* BEGIN Recorded information *

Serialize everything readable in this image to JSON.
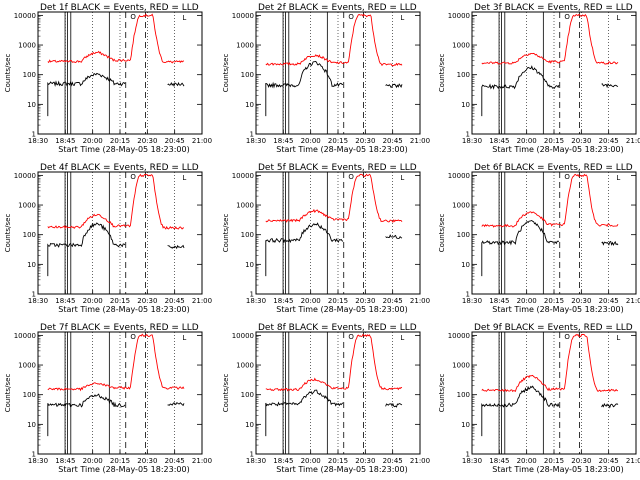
{
  "figure": {
    "ylabel": "Counts/sec",
    "xlabel": "Start Time (28-May-05 18:23:00)",
    "x_tick_labels": [
      "18:30",
      "18:45",
      "20:00",
      "20:15",
      "20:30",
      "20:45",
      "21:00"
    ],
    "y_tick_labels": [
      "1",
      "10",
      "100",
      "1000",
      "10000"
    ]
  },
  "chart_data": [
    {
      "type": "line",
      "title": "Det 1f BLACK = Events, RED = LLD",
      "legend_mark": "O",
      "flag_label": "L",
      "series": [
        {
          "name": "Events",
          "color": "#000000",
          "baseline": 50,
          "bump": 105,
          "tail": 48
        },
        {
          "name": "LLD",
          "color": "#ff0000",
          "baseline": 280,
          "bump": 560,
          "peak": 10000,
          "tail": 270
        }
      ],
      "ylim": [
        1,
        13000
      ],
      "xlim": [
        0,
        1
      ]
    },
    {
      "type": "line",
      "title": "Det 2f BLACK = Events, RED = LLD",
      "legend_mark": "O",
      "flag_label": "L",
      "series": [
        {
          "name": "Events",
          "color": "#000000",
          "baseline": 45,
          "bump": 260,
          "tail": 42
        },
        {
          "name": "LLD",
          "color": "#ff0000",
          "baseline": 230,
          "bump": 460,
          "peak": 10000,
          "tail": 220
        }
      ],
      "ylim": [
        1,
        13000
      ],
      "xlim": [
        0,
        1
      ]
    },
    {
      "type": "line",
      "title": "Det 3f BLACK = Events, RED = LLD",
      "legend_mark": "O",
      "flag_label": "L",
      "series": [
        {
          "name": "Events",
          "color": "#000000",
          "baseline": 40,
          "bump": 170,
          "tail": 45
        },
        {
          "name": "LLD",
          "color": "#ff0000",
          "baseline": 250,
          "bump": 520,
          "peak": 10000,
          "tail": 250
        }
      ],
      "ylim": [
        1,
        13000
      ],
      "xlim": [
        0,
        1
      ]
    },
    {
      "type": "line",
      "title": "Det 4f BLACK = Events, RED = LLD",
      "legend_mark": "O",
      "flag_label": "L",
      "series": [
        {
          "name": "Events",
          "color": "#000000",
          "baseline": 45,
          "bump": 230,
          "tail": 38
        },
        {
          "name": "LLD",
          "color": "#ff0000",
          "baseline": 180,
          "bump": 470,
          "peak": 10000,
          "tail": 170
        }
      ],
      "ylim": [
        1,
        13000
      ],
      "xlim": [
        0,
        1
      ]
    },
    {
      "type": "line",
      "title": "Det 5f BLACK = Events, RED = LLD",
      "legend_mark": "O",
      "flag_label": "L",
      "series": [
        {
          "name": "Events",
          "color": "#000000",
          "baseline": 65,
          "bump": 230,
          "tail": 85
        },
        {
          "name": "LLD",
          "color": "#ff0000",
          "baseline": 300,
          "bump": 640,
          "peak": 10000,
          "tail": 290
        }
      ],
      "ylim": [
        1,
        13000
      ],
      "xlim": [
        0,
        1
      ]
    },
    {
      "type": "line",
      "title": "Det 6f BLACK = Events, RED = LLD",
      "legend_mark": "O",
      "flag_label": "L",
      "series": [
        {
          "name": "Events",
          "color": "#000000",
          "baseline": 55,
          "bump": 270,
          "tail": 52
        },
        {
          "name": "LLD",
          "color": "#ff0000",
          "baseline": 200,
          "bump": 580,
          "peak": 10000,
          "tail": 210
        }
      ],
      "ylim": [
        1,
        13000
      ],
      "xlim": [
        0,
        1
      ]
    },
    {
      "type": "line",
      "title": "Det 7f BLACK = Events, RED = LLD",
      "legend_mark": "O",
      "flag_label": "L",
      "series": [
        {
          "name": "Events",
          "color": "#000000",
          "baseline": 45,
          "bump": 95,
          "tail": 50
        },
        {
          "name": "LLD",
          "color": "#ff0000",
          "baseline": 155,
          "bump": 240,
          "peak": 10000,
          "tail": 170
        }
      ],
      "ylim": [
        1,
        13000
      ],
      "xlim": [
        0,
        1
      ]
    },
    {
      "type": "line",
      "title": "Det 8f BLACK = Events, RED = LLD",
      "legend_mark": "O",
      "flag_label": "L",
      "series": [
        {
          "name": "Events",
          "color": "#000000",
          "baseline": 48,
          "bump": 130,
          "tail": 45
        },
        {
          "name": "LLD",
          "color": "#ff0000",
          "baseline": 150,
          "bump": 330,
          "peak": 10000,
          "tail": 160
        }
      ],
      "ylim": [
        1,
        13000
      ],
      "xlim": [
        0,
        1
      ]
    },
    {
      "type": "line",
      "title": "Det 9f BLACK = Events, RED = LLD",
      "legend_mark": "O",
      "flag_label": "L",
      "series": [
        {
          "name": "Events",
          "color": "#000000",
          "baseline": 45,
          "bump": 175,
          "tail": 43
        },
        {
          "name": "LLD",
          "color": "#ff0000",
          "baseline": 140,
          "bump": 420,
          "peak": 10000,
          "tail": 140
        }
      ],
      "ylim": [
        1,
        13000
      ],
      "xlim": [
        0,
        1
      ]
    }
  ]
}
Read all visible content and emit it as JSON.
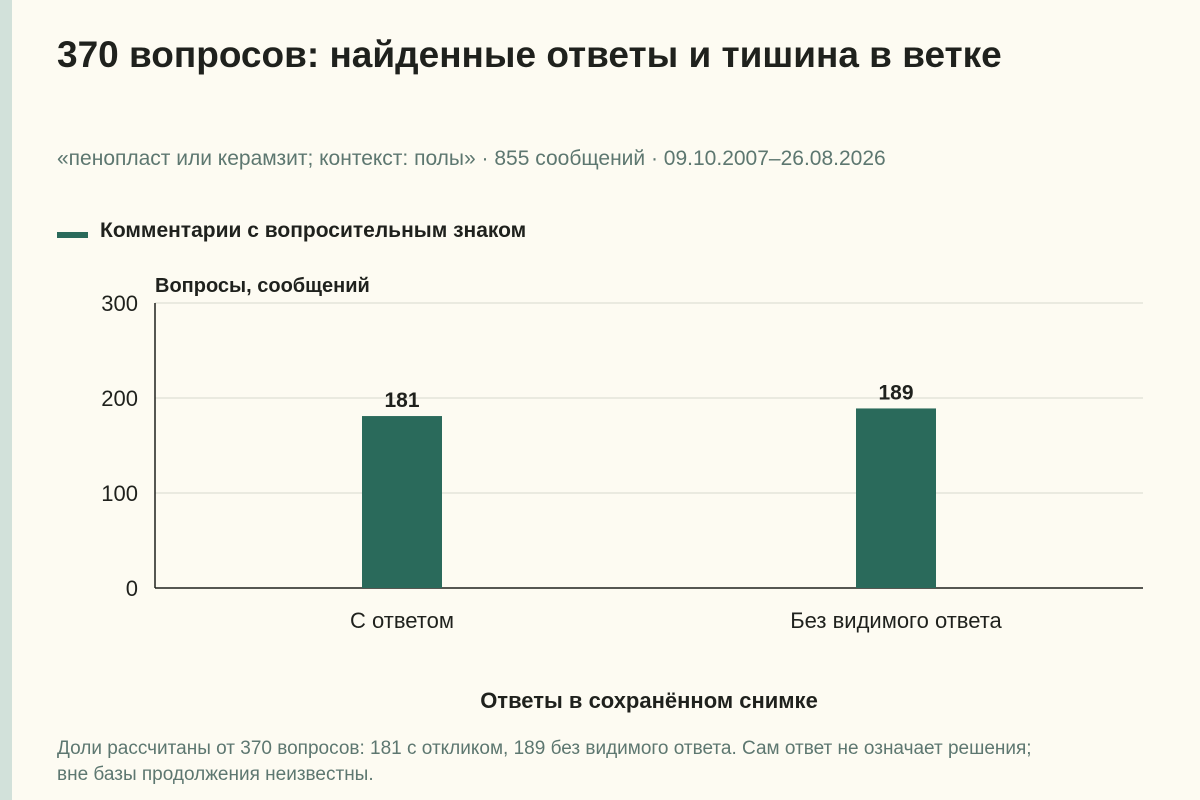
{
  "title": "370 вопросов: найденные ответы и тишина в ветке",
  "subtitle": "«пенопласт или керамзит; контекст: полы» · 855 сообщений · 09.10.2007–26.08.2026",
  "footnote": "Доли рассчитаны от 370 вопросов: 181 с откликом, 189 без видимого ответа. Сам ответ не означает решения; вне базы продолжения неизвестны.",
  "colors": {
    "bar": "#2a6a5b",
    "background": "#fdfbf2",
    "muted_text": "#5d7770"
  },
  "chart_data": {
    "type": "bar",
    "ylabel": "Вопросы, сообщений",
    "xlabel": "Ответы в сохранённом снимке",
    "categories": [
      "С ответом",
      "Без видимого ответа"
    ],
    "series": [
      {
        "name": "Комментарии с вопросительным знаком",
        "values": [
          181,
          189
        ]
      }
    ],
    "data_labels": [
      "181",
      "189"
    ],
    "yticks": [
      "0",
      "100",
      "200",
      "300"
    ],
    "ylim": [
      0,
      300
    ],
    "grid": "horizontal",
    "legend": "top-left"
  }
}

* END Recorded information *

Your task - Repeat the full listing above exactly, with no pictures in the copy.

Result -
Serialize everything readable in this image to JSON.
{
  "figure": {
    "ylabel": "Counts/sec",
    "xlabel": "Start Time (28-May-05 18:23:00)",
    "x_tick_labels": [
      "18:30",
      "18:45",
      "20:00",
      "20:15",
      "20:30",
      "20:45",
      "21:00"
    ],
    "y_tick_labels": [
      "1",
      "10",
      "100",
      "1000",
      "10000"
    ]
  },
  "chart_data": [
    {
      "type": "line",
      "title": "Det 1f BLACK = Events, RED = LLD",
      "legend_mark": "O",
      "flag_label": "L",
      "series": [
        {
          "name": "Events",
          "color": "#000000",
          "baseline": 50,
          "bump": 105,
          "tail": 48
        },
        {
          "name": "LLD",
          "color": "#ff0000",
          "baseline": 280,
          "bump": 560,
          "peak": 10000,
          "tail": 270
        }
      ],
      "ylim": [
        1,
        13000
      ],
      "xlim": [
        0,
        1
      ]
    },
    {
      "type": "line",
      "title": "Det 2f BLACK = Events, RED = LLD",
      "legend_mark": "O",
      "flag_label": "L",
      "series": [
        {
          "name": "Events",
          "color": "#000000",
          "baseline": 45,
          "bump": 260,
          "tail": 42
        },
        {
          "name": "LLD",
          "color": "#ff0000",
          "baseline": 230,
          "bump": 460,
          "peak": 10000,
          "tail": 220
        }
      ],
      "ylim": [
        1,
        13000
      ],
      "xlim": [
        0,
        1
      ]
    },
    {
      "type": "line",
      "title": "Det 3f BLACK = Events, RED = LLD",
      "legend_mark": "O",
      "flag_label": "L",
      "series": [
        {
          "name": "Events",
          "color": "#000000",
          "baseline": 40,
          "bump": 170,
          "tail": 45
        },
        {
          "name": "LLD",
          "color": "#ff0000",
          "baseline": 250,
          "bump": 520,
          "peak": 10000,
          "tail": 250
        }
      ],
      "ylim": [
        1,
        13000
      ],
      "xlim": [
        0,
        1
      ]
    },
    {
      "type": "line",
      "title": "Det 4f BLACK = Events, RED = LLD",
      "legend_mark": "O",
      "flag_label": "L",
      "series": [
        {
          "name": "Events",
          "color": "#000000",
          "baseline": 45,
          "bump": 230,
          "tail": 38
        },
        {
          "name": "LLD",
          "color": "#ff0000",
          "baseline": 180,
          "bump": 470,
          "peak": 10000,
          "tail": 170
        }
      ],
      "ylim": [
        1,
        13000
      ],
      "xlim": [
        0,
        1
      ]
    },
    {
      "type": "line",
      "title": "Det 5f BLACK = Events, RED = LLD",
      "legend_mark": "O",
      "flag_label": "L",
      "series": [
        {
          "name": "Events",
          "color": "#000000",
          "baseline": 65,
          "bump": 230,
          "tail": 85
        },
        {
          "name": "LLD",
          "color": "#ff0000",
          "baseline": 300,
          "bump": 640,
          "peak": 10000,
          "tail": 290
        }
      ],
      "ylim": [
        1,
        13000
      ],
      "xlim": [
        0,
        1
      ]
    },
    {
      "type": "line",
      "title": "Det 6f BLACK = Events, RED = LLD",
      "legend_mark": "O",
      "flag_label": "L",
      "series": [
        {
          "name": "Events",
          "color": "#000000",
          "baseline": 55,
          "bump": 270,
          "tail": 52
        },
        {
          "name": "LLD",
          "color": "#ff0000",
          "baseline": 200,
          "bump": 580,
          "peak": 10000,
          "tail": 210
        }
      ],
      "ylim": [
        1,
        13000
      ],
      "xlim": [
        0,
        1
      ]
    },
    {
      "type": "line",
      "title": "Det 7f BLACK = Events, RED = LLD",
      "legend_mark": "O",
      "flag_label": "L",
      "series": [
        {
          "name": "Events",
          "color": "#000000",
          "baseline": 45,
          "bump": 95,
          "tail": 50
        },
        {
          "name": "LLD",
          "color": "#ff0000",
          "baseline": 155,
          "bump": 240,
          "peak": 10000,
          "tail": 170
        }
      ],
      "ylim": [
        1,
        13000
      ],
      "xlim": [
        0,
        1
      ]
    },
    {
      "type": "line",
      "title": "Det 8f BLACK = Events, RED = LLD",
      "legend_mark": "O",
      "flag_label": "L",
      "series": [
        {
          "name": "Events",
          "color": "#000000",
          "baseline": 48,
          "bump": 130,
          "tail": 45
        },
        {
          "name": "LLD",
          "color": "#ff0000",
          "baseline": 150,
          "bump": 330,
          "peak": 10000,
          "tail": 160
        }
      ],
      "ylim": [
        1,
        13000
      ],
      "xlim": [
        0,
        1
      ]
    },
    {
      "type": "line",
      "title": "Det 9f BLACK = Events, RED = LLD",
      "legend_mark": "O",
      "flag_label": "L",
      "series": [
        {
          "name": "Events",
          "color": "#000000",
          "baseline": 45,
          "bump": 175,
          "tail": 43
        },
        {
          "name": "LLD",
          "color": "#ff0000",
          "baseline": 140,
          "bump": 420,
          "peak": 10000,
          "tail": 140
        }
      ],
      "ylim": [
        1,
        13000
      ],
      "xlim": [
        0,
        1
      ]
    }
  ]
}
Read all visible content and emit it as JSON.
{
  "title": "370 вопросов: найденные ответы и тишина в ветке",
  "subtitle": "«пенопласт или керамзит; контекст: полы» · 855 сообщений · 09.10.2007–26.08.2026",
  "footnote": "Доли рассчитаны от 370 вопросов: 181 с откликом, 189 без видимого ответа. Сам ответ не означает решения; вне базы продолжения неизвестны.",
  "colors": {
    "bar": "#2a6a5b",
    "background": "#fdfbf2",
    "muted_text": "#5d7770"
  },
  "chart_data": {
    "type": "bar",
    "ylabel": "Вопросы, сообщений",
    "xlabel": "Ответы в сохранённом снимке",
    "categories": [
      "С ответом",
      "Без видимого ответа"
    ],
    "series": [
      {
        "name": "Комментарии с вопросительным знаком",
        "values": [
          181,
          189
        ]
      }
    ],
    "data_labels": [
      "181",
      "189"
    ],
    "yticks": [
      "0",
      "100",
      "200",
      "300"
    ],
    "ylim": [
      0,
      300
    ],
    "grid": "horizontal",
    "legend": "top-left"
  }
}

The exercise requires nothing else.